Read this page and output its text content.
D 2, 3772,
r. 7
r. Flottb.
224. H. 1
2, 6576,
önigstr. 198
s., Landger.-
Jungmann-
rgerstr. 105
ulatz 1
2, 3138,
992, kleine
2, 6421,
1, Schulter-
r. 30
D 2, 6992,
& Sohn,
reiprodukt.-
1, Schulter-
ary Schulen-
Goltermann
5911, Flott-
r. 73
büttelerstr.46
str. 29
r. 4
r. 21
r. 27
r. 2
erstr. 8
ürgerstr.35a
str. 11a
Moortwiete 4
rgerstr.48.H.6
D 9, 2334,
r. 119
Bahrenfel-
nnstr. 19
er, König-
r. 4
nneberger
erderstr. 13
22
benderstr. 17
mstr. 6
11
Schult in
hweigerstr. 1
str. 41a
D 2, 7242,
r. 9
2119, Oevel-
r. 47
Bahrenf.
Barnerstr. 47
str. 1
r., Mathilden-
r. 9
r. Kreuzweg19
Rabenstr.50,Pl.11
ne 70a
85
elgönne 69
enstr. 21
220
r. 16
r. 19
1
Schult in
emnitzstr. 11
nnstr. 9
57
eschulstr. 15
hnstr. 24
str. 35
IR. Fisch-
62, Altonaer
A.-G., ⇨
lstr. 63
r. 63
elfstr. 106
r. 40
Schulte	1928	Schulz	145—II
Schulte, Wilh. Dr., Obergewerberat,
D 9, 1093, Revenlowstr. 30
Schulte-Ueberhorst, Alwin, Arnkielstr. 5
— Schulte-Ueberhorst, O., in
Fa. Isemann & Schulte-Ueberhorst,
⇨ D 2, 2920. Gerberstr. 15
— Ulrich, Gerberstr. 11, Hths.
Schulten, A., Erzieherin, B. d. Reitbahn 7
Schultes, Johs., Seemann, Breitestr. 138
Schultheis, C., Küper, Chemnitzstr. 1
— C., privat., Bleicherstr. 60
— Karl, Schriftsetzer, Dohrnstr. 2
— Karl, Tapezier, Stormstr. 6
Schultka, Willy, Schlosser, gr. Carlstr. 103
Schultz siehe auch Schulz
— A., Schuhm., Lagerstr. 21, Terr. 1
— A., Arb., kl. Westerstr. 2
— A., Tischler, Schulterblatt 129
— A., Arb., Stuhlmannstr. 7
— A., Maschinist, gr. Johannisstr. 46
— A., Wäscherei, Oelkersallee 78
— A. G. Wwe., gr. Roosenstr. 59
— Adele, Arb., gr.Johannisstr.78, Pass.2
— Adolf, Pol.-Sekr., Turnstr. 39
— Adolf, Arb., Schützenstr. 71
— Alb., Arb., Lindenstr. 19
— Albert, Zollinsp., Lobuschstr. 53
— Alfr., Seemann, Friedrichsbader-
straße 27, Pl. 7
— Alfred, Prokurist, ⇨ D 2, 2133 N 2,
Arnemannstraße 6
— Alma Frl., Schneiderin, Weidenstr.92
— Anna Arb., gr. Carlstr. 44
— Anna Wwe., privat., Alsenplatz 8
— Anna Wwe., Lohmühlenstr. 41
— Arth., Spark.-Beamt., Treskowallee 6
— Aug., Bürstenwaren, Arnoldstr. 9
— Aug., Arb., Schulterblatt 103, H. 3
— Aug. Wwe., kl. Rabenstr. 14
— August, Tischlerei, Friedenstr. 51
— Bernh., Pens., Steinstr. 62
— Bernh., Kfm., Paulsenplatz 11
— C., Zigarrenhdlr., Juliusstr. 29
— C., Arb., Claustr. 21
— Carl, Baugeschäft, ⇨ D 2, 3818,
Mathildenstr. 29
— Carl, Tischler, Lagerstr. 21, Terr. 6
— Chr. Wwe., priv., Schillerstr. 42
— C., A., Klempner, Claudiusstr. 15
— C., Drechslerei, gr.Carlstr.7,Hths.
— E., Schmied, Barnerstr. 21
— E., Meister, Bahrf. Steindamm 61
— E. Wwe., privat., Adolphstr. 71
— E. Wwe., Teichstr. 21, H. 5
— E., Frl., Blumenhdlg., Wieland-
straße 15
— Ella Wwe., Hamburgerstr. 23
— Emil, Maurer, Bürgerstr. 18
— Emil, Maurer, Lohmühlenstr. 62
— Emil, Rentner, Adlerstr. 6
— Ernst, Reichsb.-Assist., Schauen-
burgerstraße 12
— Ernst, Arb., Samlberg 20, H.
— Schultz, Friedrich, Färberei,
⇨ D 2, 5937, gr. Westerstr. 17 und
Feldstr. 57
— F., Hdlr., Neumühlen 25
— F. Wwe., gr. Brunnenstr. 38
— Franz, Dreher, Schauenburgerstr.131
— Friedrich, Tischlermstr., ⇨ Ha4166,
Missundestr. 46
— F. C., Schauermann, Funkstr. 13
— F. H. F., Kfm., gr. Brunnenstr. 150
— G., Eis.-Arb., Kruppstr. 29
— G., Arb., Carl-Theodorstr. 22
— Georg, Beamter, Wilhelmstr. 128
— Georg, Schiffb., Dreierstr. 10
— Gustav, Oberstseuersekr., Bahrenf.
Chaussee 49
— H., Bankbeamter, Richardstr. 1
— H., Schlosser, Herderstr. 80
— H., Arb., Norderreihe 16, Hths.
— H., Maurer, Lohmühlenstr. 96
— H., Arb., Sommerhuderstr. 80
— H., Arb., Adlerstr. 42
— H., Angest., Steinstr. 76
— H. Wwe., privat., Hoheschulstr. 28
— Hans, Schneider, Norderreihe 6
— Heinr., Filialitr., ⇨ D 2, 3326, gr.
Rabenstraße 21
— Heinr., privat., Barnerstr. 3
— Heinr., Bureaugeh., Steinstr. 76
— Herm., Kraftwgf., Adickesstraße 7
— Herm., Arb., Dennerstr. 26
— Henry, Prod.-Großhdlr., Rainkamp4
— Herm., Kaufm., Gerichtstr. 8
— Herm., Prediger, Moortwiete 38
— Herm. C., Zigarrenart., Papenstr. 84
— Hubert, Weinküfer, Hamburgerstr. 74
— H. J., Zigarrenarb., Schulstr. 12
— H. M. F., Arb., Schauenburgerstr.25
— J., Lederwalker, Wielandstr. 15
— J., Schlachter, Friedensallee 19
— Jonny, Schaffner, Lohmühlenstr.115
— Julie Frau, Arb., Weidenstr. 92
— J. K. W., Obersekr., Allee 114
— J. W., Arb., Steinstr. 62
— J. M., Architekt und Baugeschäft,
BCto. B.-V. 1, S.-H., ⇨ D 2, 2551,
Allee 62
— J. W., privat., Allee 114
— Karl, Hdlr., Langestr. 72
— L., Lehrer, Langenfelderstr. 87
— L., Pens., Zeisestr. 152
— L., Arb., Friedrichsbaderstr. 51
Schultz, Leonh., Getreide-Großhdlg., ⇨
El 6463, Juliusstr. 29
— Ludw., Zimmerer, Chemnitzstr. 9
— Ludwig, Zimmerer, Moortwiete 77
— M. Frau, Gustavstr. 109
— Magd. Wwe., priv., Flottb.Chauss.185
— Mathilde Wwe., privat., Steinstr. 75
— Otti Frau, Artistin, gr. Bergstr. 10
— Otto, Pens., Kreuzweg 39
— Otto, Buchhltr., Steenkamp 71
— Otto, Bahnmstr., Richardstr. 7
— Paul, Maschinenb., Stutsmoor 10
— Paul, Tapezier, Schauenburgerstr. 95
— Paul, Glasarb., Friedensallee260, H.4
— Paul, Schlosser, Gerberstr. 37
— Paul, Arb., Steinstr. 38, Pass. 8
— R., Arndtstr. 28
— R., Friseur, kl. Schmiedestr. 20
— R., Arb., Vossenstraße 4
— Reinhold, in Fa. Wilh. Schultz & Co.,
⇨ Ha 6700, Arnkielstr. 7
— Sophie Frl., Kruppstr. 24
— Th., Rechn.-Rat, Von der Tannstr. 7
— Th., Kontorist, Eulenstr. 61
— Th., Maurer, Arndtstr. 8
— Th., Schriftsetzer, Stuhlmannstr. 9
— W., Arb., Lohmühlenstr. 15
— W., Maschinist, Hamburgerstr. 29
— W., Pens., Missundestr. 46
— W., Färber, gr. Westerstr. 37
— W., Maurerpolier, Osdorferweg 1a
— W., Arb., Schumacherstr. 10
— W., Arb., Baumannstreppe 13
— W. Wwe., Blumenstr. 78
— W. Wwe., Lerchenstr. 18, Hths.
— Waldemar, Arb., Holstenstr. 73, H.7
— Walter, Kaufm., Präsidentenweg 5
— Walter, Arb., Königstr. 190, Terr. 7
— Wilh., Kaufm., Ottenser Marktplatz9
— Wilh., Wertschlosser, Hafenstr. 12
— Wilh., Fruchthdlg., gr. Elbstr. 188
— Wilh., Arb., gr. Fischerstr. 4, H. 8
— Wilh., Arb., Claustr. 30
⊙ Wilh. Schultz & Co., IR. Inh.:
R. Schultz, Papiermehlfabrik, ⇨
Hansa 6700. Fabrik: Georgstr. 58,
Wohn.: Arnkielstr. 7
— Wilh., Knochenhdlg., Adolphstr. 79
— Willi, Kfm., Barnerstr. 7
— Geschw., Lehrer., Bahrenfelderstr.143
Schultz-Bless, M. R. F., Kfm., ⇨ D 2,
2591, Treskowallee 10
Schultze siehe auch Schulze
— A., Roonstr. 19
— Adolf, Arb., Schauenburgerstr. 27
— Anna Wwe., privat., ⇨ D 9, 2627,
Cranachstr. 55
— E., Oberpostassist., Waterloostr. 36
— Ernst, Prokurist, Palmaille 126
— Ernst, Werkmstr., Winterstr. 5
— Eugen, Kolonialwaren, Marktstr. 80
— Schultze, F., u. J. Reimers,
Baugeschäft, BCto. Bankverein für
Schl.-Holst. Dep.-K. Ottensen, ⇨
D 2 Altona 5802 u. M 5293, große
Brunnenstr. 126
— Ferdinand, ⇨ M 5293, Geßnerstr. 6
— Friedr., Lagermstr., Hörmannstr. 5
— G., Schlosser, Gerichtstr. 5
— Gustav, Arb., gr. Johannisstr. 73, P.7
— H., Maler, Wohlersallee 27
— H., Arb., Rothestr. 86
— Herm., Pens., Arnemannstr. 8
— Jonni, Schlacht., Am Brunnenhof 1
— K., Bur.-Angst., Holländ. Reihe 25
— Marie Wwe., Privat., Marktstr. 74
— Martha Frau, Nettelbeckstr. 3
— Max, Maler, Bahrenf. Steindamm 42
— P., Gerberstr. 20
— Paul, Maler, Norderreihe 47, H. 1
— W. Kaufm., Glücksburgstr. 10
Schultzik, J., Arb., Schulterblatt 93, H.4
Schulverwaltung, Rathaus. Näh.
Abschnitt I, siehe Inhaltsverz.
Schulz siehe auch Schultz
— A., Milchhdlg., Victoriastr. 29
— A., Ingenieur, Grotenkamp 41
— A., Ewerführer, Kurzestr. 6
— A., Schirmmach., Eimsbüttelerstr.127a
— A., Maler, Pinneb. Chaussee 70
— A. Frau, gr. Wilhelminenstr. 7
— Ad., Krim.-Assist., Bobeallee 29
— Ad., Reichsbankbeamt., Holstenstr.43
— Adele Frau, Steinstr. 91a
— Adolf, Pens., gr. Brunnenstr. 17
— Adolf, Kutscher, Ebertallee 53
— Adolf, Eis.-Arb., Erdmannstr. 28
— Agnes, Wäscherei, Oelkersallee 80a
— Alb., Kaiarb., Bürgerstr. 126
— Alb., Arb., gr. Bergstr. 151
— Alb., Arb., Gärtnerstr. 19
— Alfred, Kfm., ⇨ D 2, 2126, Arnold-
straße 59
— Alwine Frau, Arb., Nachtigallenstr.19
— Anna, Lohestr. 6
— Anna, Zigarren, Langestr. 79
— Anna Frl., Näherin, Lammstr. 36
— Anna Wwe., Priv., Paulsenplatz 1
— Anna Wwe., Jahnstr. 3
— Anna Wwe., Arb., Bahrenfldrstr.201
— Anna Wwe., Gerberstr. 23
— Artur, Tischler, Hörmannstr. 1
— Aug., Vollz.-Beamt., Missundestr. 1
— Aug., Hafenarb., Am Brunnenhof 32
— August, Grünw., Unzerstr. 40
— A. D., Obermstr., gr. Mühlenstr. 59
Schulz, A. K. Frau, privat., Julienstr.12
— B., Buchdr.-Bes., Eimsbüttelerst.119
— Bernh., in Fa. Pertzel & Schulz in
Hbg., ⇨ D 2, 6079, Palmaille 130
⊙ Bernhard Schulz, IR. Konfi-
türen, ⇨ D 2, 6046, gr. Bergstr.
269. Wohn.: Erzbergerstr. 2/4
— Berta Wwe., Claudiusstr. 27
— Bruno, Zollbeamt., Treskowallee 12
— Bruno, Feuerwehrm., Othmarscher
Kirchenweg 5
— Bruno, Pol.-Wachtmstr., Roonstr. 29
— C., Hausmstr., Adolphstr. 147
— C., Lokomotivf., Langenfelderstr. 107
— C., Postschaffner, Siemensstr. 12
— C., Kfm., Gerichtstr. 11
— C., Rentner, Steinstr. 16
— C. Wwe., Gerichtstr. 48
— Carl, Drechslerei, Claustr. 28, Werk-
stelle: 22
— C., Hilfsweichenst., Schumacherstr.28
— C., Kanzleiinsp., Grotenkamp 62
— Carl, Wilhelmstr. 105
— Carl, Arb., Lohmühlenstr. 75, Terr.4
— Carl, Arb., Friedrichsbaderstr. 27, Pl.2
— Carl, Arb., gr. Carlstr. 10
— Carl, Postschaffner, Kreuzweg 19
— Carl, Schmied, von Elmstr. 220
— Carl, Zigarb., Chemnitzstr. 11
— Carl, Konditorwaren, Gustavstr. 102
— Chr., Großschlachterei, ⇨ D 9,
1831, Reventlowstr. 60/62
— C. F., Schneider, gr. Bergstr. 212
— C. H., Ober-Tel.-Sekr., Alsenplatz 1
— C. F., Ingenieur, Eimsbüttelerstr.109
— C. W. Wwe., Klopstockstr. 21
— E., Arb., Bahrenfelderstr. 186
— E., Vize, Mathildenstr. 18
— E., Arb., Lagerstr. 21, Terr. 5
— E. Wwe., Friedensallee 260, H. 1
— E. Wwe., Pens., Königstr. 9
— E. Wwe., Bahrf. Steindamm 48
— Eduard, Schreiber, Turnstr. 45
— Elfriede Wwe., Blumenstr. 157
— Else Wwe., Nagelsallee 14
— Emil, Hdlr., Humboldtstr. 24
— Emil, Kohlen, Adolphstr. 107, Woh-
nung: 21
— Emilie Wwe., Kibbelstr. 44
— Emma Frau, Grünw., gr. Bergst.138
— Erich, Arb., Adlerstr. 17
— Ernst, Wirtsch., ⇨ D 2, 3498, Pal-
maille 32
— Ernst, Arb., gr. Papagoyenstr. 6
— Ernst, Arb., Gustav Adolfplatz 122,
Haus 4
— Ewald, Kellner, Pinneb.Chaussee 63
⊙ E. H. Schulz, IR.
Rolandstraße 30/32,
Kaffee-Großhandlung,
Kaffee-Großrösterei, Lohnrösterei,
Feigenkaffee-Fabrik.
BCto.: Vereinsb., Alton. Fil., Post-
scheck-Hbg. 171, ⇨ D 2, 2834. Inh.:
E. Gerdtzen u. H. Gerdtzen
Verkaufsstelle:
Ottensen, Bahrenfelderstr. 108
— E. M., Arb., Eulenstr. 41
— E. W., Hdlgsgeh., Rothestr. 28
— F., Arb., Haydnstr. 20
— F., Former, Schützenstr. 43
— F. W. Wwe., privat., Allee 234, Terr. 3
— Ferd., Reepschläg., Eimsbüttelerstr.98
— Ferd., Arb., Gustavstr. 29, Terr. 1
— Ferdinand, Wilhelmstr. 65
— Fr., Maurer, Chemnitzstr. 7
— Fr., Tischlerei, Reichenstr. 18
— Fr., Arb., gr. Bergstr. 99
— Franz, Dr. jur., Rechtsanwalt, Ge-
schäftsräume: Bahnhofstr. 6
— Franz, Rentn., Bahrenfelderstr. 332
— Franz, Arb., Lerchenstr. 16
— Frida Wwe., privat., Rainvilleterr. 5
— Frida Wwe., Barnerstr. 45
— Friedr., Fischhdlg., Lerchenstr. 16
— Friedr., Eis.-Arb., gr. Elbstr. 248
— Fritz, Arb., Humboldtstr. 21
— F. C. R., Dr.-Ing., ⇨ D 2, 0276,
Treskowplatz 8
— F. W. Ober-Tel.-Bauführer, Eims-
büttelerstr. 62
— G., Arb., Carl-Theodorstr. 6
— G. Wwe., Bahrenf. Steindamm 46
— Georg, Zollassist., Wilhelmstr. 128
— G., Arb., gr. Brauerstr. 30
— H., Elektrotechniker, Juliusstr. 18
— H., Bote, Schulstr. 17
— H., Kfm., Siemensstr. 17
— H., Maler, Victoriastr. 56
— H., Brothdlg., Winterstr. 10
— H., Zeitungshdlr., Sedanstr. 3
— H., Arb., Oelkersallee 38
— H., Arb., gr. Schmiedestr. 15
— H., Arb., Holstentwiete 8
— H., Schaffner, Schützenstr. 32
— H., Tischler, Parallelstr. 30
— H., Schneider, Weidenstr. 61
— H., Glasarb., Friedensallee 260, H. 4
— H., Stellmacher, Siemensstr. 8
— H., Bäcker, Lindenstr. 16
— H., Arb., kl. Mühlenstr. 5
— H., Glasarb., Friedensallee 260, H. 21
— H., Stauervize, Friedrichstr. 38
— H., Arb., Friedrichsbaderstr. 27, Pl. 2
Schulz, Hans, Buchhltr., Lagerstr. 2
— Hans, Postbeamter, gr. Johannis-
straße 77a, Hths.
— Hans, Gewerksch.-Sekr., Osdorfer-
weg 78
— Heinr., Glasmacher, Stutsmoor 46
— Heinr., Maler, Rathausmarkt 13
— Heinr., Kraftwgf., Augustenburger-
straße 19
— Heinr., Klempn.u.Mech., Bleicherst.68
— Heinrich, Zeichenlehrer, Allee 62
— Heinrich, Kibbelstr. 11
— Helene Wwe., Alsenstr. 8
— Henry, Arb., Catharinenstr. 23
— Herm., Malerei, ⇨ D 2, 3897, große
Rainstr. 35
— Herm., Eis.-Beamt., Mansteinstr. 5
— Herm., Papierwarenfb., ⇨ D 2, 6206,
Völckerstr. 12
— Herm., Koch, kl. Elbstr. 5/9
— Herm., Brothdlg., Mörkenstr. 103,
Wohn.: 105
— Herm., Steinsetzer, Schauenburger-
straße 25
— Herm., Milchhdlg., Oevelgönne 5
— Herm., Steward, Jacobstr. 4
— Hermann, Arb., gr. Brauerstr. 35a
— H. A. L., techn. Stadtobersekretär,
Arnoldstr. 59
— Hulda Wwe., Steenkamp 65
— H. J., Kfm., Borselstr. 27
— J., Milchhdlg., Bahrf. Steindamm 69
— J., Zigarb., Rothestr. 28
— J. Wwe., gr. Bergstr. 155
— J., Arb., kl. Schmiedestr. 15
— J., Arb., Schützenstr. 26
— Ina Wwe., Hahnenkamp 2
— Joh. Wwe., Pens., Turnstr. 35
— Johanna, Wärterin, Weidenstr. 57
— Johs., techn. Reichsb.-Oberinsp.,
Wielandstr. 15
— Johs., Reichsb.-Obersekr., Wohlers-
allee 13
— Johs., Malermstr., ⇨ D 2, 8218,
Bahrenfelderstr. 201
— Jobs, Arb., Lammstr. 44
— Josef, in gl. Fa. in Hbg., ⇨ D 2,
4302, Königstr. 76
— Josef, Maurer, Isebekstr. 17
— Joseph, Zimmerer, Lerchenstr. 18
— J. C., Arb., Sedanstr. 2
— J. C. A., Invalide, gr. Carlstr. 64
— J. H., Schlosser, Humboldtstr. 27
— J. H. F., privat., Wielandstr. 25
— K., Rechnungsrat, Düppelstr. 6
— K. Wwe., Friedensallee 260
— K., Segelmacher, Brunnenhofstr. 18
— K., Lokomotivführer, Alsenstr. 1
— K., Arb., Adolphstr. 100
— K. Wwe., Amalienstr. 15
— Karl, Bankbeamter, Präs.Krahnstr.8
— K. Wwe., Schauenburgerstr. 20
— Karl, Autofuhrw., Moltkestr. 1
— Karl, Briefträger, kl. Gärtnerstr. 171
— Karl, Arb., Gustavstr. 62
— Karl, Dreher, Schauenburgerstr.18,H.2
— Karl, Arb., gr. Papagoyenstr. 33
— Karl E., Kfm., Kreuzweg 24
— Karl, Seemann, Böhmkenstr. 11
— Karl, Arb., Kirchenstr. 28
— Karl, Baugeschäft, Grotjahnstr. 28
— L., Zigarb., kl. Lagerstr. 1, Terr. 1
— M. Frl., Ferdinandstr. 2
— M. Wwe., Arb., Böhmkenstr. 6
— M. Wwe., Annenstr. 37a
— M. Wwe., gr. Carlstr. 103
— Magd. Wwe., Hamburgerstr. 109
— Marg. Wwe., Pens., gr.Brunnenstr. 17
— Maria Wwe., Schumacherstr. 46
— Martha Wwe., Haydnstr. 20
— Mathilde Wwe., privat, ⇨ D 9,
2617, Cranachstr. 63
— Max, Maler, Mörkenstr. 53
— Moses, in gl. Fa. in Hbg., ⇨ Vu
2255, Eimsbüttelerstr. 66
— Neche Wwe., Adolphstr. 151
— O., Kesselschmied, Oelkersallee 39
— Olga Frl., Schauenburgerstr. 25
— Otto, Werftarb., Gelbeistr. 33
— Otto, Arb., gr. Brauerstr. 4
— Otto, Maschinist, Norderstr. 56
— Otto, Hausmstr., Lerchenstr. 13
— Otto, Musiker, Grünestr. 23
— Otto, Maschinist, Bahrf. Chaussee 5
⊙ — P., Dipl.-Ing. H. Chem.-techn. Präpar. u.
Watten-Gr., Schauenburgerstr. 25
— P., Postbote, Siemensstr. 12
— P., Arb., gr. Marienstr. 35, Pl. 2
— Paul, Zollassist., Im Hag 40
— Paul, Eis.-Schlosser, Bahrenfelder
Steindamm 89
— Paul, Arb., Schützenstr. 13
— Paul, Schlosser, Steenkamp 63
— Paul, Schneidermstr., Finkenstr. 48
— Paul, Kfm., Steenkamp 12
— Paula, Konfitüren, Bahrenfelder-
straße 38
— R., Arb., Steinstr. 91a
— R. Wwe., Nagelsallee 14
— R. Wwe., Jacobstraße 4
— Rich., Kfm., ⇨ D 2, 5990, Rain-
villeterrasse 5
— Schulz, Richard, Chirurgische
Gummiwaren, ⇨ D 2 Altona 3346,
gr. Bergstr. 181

:: Written instruction ::
Copy each line of the records that contains the word "Barnerstr".

:: Correct result ::
Barnerstr. 47
— E., Schmied, Barnerstr. 21
— Heinr., privat., Barnerstr. 3
— Willi, Kfm., Barnerstr. 7
— Frida Wwe., Barnerstr. 45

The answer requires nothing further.